PROBLEM DESCRIPTION — Pick out the lines below that contain the string "истории" and copy them all.

<<<<

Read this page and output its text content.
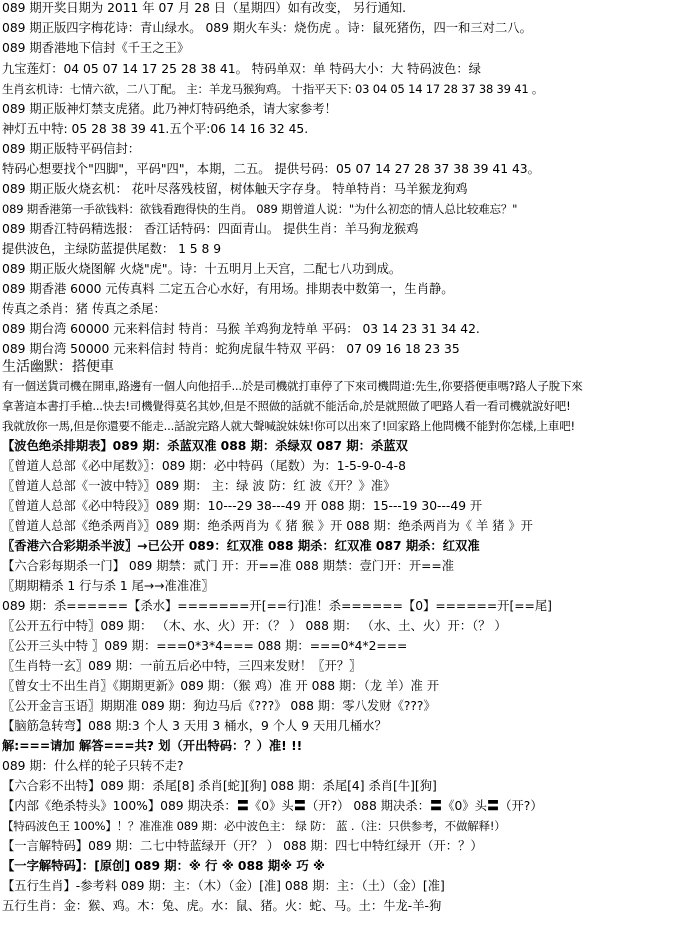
089 期开奖日期为 2011 年 07 月 28 日（星期四）如有改变， 另行通知.
089 期正版四字梅花诗：青山绿水。 089 期火车头：烧伤虎 。诗：鼠死猪伤，四一和三对二八。
089 期香港地下信封《千王之王》
九宝莲灯：04 05 07 14 17 25 28 38 41。 特码单双：单 特码大小：大 特码波色：绿
生肖玄机诗：七情六欲，二八丁配。 主：羊龙马猴狗鸡。 十指平天下: 03 04 05 14 17 28 37 38 39 41 。
089 期正版神灯禁支虎猪。此乃神灯特码绝杀，请大家参考！
神灯五中特: 05 28 38 39 41.五个平:06 14 16 32 45.
089 期正版特平码信封：
特码心想要找个"四脚"，平码"四"，本期，二五。 提供号码：05 07 14 27 28 37 38 39 41 43。
089 期正版火烧玄机： 花叶尽落残枝留，树体触天字存身。 特单特肖：马羊猴龙狗鸡
089 期香港第一手欲钱料：欲钱看跑得快的生肖。 089 期曾道人说："为什么初恋的情人总比较难忘？"
089 期香江特码精选报： 香江话特码：四面青山。 提供生肖：羊马狗龙猴鸡
提供波色，主绿防蓝提供尾数： 1 5 8 9
089 期正版火烧图解 火烧"虎"。诗：十五明月上天宫，二配七八功到成。
089 期香港 6000 元传真料 二定五合心水好，有用场。排期表中数第一，生肖静。
传真之杀肖：猪 传真之杀尾：
089 期台湾 60000 元来料信封 特肖：马猴 羊鸡狗龙特单 平码： 03 14 23 31 34 42.
089 期台湾 50000 元来料信封 特肖：蛇狗虎鼠牛特双 平码： 07 09 16 18 23 35
生活幽默：搭便車
有一個送貨司機在開車,路邊有一個人向他招手...於是司機就打車停了下來司機問道:先生,你要搭便車嗎?路人子脫下來
拿著這本書打手槍...快去!司機覺得莫名其妙,但是不照做的話就不能活命,於是就照做了吧路人看一看司機就說好吧!
我就放你一馬,但是你還要不能走...話說完路人就大聲喊說妹妹!你可以出來了!回家路上他問機不能對你怎樣,上車吧!
【波色绝杀排期表】089 期：杀蓝双准 088 期：杀绿双 087 期：杀蓝双
〖曾道人总部《必中尾数》〗：089 期：必中特码（尾数）为：1-5-9-0-4-8
〖曾道人总部《一波中特》〗089 期： 主：绿 波 防：红 波《开？》准》
〖曾道人总部《必中特段》〗089 期：10---29 38---49 开 088 期：15---19 30---49 开
〖曾道人总部《绝杀两肖》〗089 期：绝杀两肖为《 猪 猴 》开 088 期：绝杀两肖为《 羊 猪 》开
〖香港六合彩期杀半波〗→已公开 089：红双准 088 期杀：红双准 087 期杀：红双准
【六合彩每期杀一门】 089 期禁：贰门 开：开==准 088 期禁：壹门开：开==准
〖期期精杀 1 行与杀 1 尾→→准准准〗
089 期：杀======【杀水】=======开[==行]准！杀======【0】======开[==尾]
〖公开五行中特〗089 期： （木、水、火）开：（？ ） 088 期： （水、土、火）开：（？ ）
〖公开三头中特 〗089 期：===0*3*4=== 088 期：===0*4*2===
〖生肖特一玄〗089 期：一前五后必中特，三四来发财！〖开？〗
〖曾女士不出生肖〗《期期更新》089 期：（猴 鸡）准 开 088 期：（龙 羊）准 开
〖公开金言玉语〗期期准 089 期：狗边马后《???》 088 期：零八发财《???》
【脑筋急转弯】088 期:3 个人 3 天用 3 桶水，9 个人 9 天用几桶水？
解:===请加 解答===共? 划（开出特码：？）准! !!
089 期：什么样的轮子只转不走?
【六合彩不出特】089 期：杀尾[8] 杀肖[蛇][狗] 088 期：杀尾[4] 杀肖[牛][狗]
【内部《绝杀特头》100%】089 期决杀：〓《0》头〓（开?） 088 期决杀：〓《0》头〓（开?）
【特码波色王 100%】！？准准准 089 期：必中波色主： 绿 防： 蓝 .（注：只供参考，不做解释!）
【一言解特码】089 期：二七中特蓝绿开（开？ ） 088 期：四七中特红绿开（开：？）
【一字解特码】：[原创] 089 期：※ 行 ※ 088 期※ 巧 ※
【五行生肖】-参考料 089 期：主：（木）（金）[准] 088 期：主：（土）（金）[准]
五行生肖：金：猴、鸡。木：兔、虎。水：鼠、猪。火：蛇、马。土：牛龙-羊-狗
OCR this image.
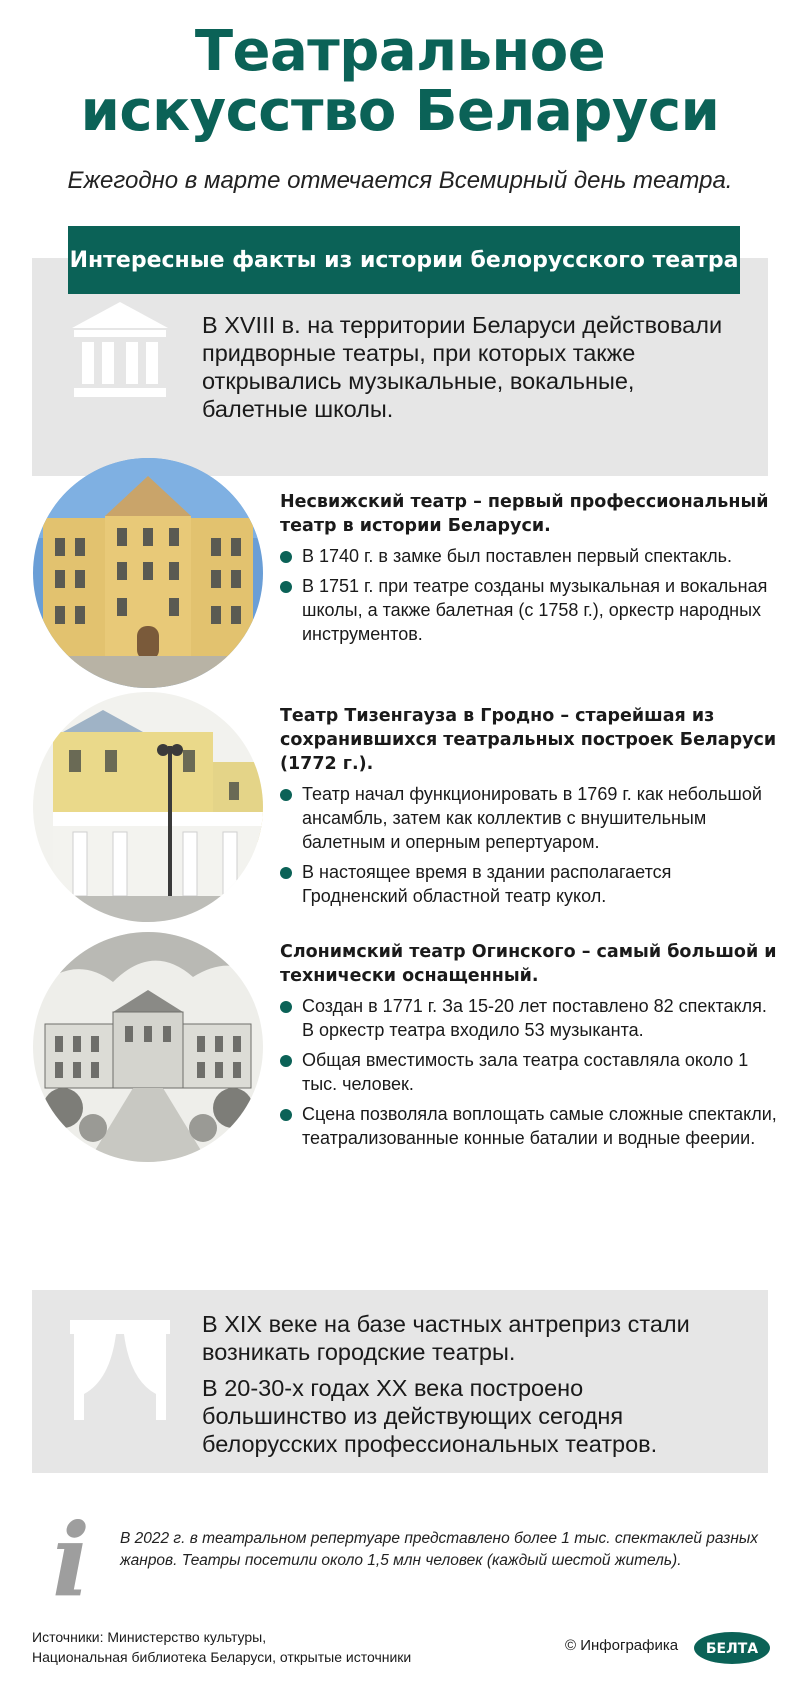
Театральное
искусство Беларуси
Ежегодно в марте отмечается Всемирный день театра.
Интересные факты из истории белорусского театра

В XVIII в. на территории Беларуси действовали придворные театры, при которых также открывались музыкальные, вокальные, балетные школы.

Несвижский театр – первый профессиональный театр в истории Беларуси.

В 1740 г. в замке был поставлен первый спектакль.
В 1751 г. при театре созданы музыкальная и вокальная школы, а также балетная (с 1758 г.), оркестр народных инструментов.

Театр Тизенгауза в Гродно – старейшая из сохранившихся театральных построек Беларуси (1772 г.).

Театр начал функционировать в 1769 г. как небольшой ансамбль, затем как коллектив с внушительным балетным и оперным репертуаром.
В настоящее время в здании располагается Гродненский областной театр кукол.

Слонимский театр Огинского – самый большой и технически оснащенный.

Создан в 1771 г. За 15-20 лет поставлено 82 спектакля. В оркестр театра входило 53 музыканта.
Общая вместимость зала театра составляла около 1 тыс. человек.
Сцена позволяла воплощать самые сложные спектакли, театрализованные конные баталии и водные феерии.

В XIX веке на базе частных антреприз стали возникать городские театры.

В 20-30-х годах XX века построено большинство из действующих сегодня белорусских профессиональных театров.

i В 2022 г. в театральном репертуаре представлено более 1 тыс. спектаклей разных жанров. Театры посетили около 1,5 млн человек (каждый шестой житель).
Источники: Министерство культуры,
Национальная библиотека Беларуси, открытые источники
© Инфографика БЕЛТА
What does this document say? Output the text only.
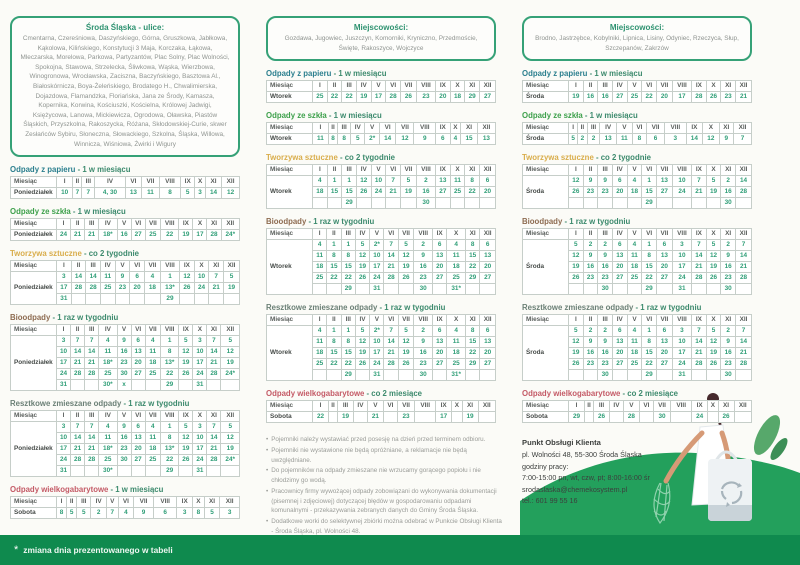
Środa Śląska - ulice:
Cmentarna, Czereśniowa, Daszyńskiego, Górna, Gruszkowa, Jabłkowa, Kąkolowa, Kilińskiego, Konstytucji 3 Maja, Korczaka, Łąkowa, Mleczarska, Morelowa, Parkowa, Partyzantów, Plac Solny, Plac Wolności, Spokojna, Stawowa, Strzelecka, Śliwkowa, Wąska, Wierzbowa, Winogronowa, Wrocławska, Zaciszna, Baczyńskiego, Basztowa Al., Białoskórnicza, Boya-Żeleńskiego, Brodatego H., Chwalimierska, Dojazdowa, Flamandzka, Floriańska, Jana ze Środy, Kamasza, Kopernika, Korwina, Kościuszki, Kościelna, Królowej Jadwigi, Księżycowa, Lanowa, Mickiewicza, Ogrodowa, Oławska, Piastów Śląskich, Przyszkolna, Rakoszycka, Różana, Skłodowskiej-Curie, skwer Zesłańców Sybiru, Słoneczna, Słowackiego, Szkolna, Śląska, Willowa, Winnicza, Wiśniowa, Żwirki i Wigury
Odpady z papieru - 1 w miesiącu
Miesiąc	I	II	III	IV	VI	VII	VIII	IX	X	XI	XII
Poniedziałek	10	7	7	4, 30	13	11	8	5	3	14	12
Odpady ze szkła - 1 w miesiącu
Miesiąc	I	II	III	IV	V	VI	VII	VIII	IX	X	XI	XII
Poniedziałek	24	21	21	18*	16	27	25	22	19	17	28	24*
Tworzywa sztuczne - co 2 tygodnie
Miesiąc	I	II	III	IV	V	VI	VII	VIII	IX	X	XI	XII
Poniedziałek	3	14	14	11	9	6	4	1	12	10	7	5
	17	28	28	25	23	20	18	13*	26	24	21	19
	31							29				
Bioodpady - 1 raz w tygodniu
Miesiąc	I	II	III	IV	V	VI	VII	VIII	IX	X	XI	XII
Poniedziałek	3	7	7	4	9	6	4	1	5	3	7	5
	10	14	14	11	16	13	11	8	12	10	14	12
	17	21	21	18*	23	20	18	13*	19	17	21	19
	24	28	28	25	30	27	25	22	26	24	28	24*
	31			30*	x			29		31		
Resztkowe zmieszane odpady - 1 raz w tygodniu
Miesiąc	I	II	III	IV	V	VI	VII	VIII	IX	X	XI	XII
Poniedziałek	3	7	7	4	9	6	4	1	5	3	7	5
	10	14	14	11	16	13	11	8	12	10	14	12
	17	21	21	18*	23	20	18	13*	19	17	21	19
	24	28	28	25	30	27	25	22	26	24	28	24*
	31			30*				29		31		
Odpady wielkogabarytowe - 1 w miesiącu
Miesiąc	I	II	III	IV	V	VI	VII	VIII	IX	X	XI	XII
Sobota	8	5	5	2	7	4	9	6	3	8	5	3
Miejscowości:
Gozdawa, Jugowiec, Juszczyn, Komorniki, Kryniczno, Przedmoście, Święte, Rakoszyce, Wojczyce
Odpady z papieru - 1 w miesiącu
Miesiąc	I	II	III	IV	V	VI	VII	VIII	IX	X	XI	XII
Wtorek	25	22	22	19	17	28	26	23	20	18	29	27
Odpady ze szkła - 1 w miesiącu
Miesiąc	I	II	III	IV	V	VI	VII	VIII	IX	X	XI	XII
Wtorek	11	8	8	5	2*	14	12	9	6	4	15	13
Tworzywa sztuczne - co 2 tygodnie
Miesiąc	I	II	III	IV	V	VI	VII	VIII	IX	X	XI	XII
Wtorek	4	1	1	12	10	7	5	2	13	11	8	6
	18	15	15	26	24	21	19	16	27	25	22	20
			29					30				
Bioodpady - 1 raz w tygodniu
Miesiąc	I	II	III	IV	V	VI	VII	VIII	IX	X	XI	XII
Wtorek	4	1	1	5	2*	7	5	2	6	4	8	6
	11	8	8	12	10	14	12	9	13	11	15	13
	18	15	15	19	17	21	19	16	20	18	22	20
	25	22	22	26	24	28	26	23	27	25	29	27
			29		31			30		31*		
Resztkowe zmieszane odpady - 1 raz w tygodniu
Miesiąc	I	II	III	IV	V	VI	VII	VIII	IX	X	XI	XII
Wtorek	4	1	1	5	2*	7	5	2	6	4	8	6
	11	8	8	12	10	14	12	9	13	11	15	13
	18	15	15	19	17	21	19	16	20	18	22	20
	25	22	22	26	24	28	26	23	27	25	29	27
			29		31			30		31*		
Odpady wielkogabarytowe - co 2 miesiące
Miesiąc	I	II	III	IV	V	VI	VII	VIII	IX	X	XI	XII
Sobota	22		19		21		23		17		19	
• Pojemniki należy wystawiać przed posesję na dzień przed terminem odbioru.
• Pojemniki nie wystawione nie będą opróżniane, a reklamacje nie będą uwzględniane.
• Do pojemników na odpady zmieszane nie wrzucamy gorącego popiołu i nie chłodzimy go wodą.
• Pracownicy firmy wywożącej odpady zobowiązani do wykonywania dokumentacji (pisemnej i zdjęciowej) dotyczącej błędów w gospodarowaniu odpadami komunalnymi - przekazywania zebranych danych do Gminy Środa Śląska.
• Dodatkowe worki do selektywnej zbiórki można odebrać w Punkcie Obsługi Klienta - Środa Śląska, pl. Wolności 48.
Miejscowości:
Brodno, Jastrzębce, Kobylniki, Lipnica, Lisiny, Odyniec, Rzeczyca, Słup, Szczepanów, Zakrzów
Odpady z papieru - 1 w miesiącu
Miesiąc	I	II	III	IV	V	VI	VII	VIII	IX	X	XI	XII
Środa	19	16	16	27	25	22	20	17	28	26	23	21
Odpady ze szkła - 1 w miesiącu
Miesiąc	I	II	III	IV	V	VI	VII	VIII	IX	X	XI	XII
Środa	5	2	2	13	11	8	6	3	14	12	9	7
Tworzywa sztuczne - co 2 tygodnie
Miesiąc	I	II	III	IV	V	VI	VII	VIII	IX	X	XI	XII
Środa	12	9	9	6	4	1	13	10	7	5	2	14
	26	23	23	20	18	15	27	24	21	19	16	28
						29					30	
Bioodpady - 1 raz w tygodniu
Miesiąc	I	II	III	IV	V	VI	VII	VIII	IX	X	XI	XII
Środa	5	2	2	6	4	1	6	3	7	5	2	7
	12	9	9	13	11	8	13	10	14	12	9	14
	19	16	16	20	18	15	20	17	21	19	16	21
	26	23	23	27	25	22	27	24	28	26	23	28
			30			29		31			30	
Resztkowe zmieszane odpady - 1 raz w tygodniu
Miesiąc	I	II	III	IV	V	VI	VII	VIII	IX	X	XI	XII
Środa	5	2	2	6	4	1	6	3	7	5	2	7
	12	9	9	13	11	8	13	10	14	12	9	14
	19	16	16	20	18	15	20	17	21	19	16	21
	26	23	23	27	25	22	27	24	28	26	23	28
			30			29		31			30	
Odpady wielkogabarytowe - co 2 miesiące
Miesiąc	I	II	III	IV	V	VI	VII	VIII	IX	X	XI	XII
Sobota	29		26		28		30		24		26	
Punkt Obsługi Klienta
pl. Wolności 48, 55-300 Środa Śląska
godziny pracy:
7:00-15:00 pn, wt, czw, pt; 8:00-16:00 śr
srodaslaska@chemekosystem.pl
tel.: 601 99 55 16
* zmiana dnia prezentowanego w tabeli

>>>>

RESPONSE TO THE TASK —
Интересные факты из истории белорусского театра
Несвижский театр – первый профессиональный театр в истории Беларуси.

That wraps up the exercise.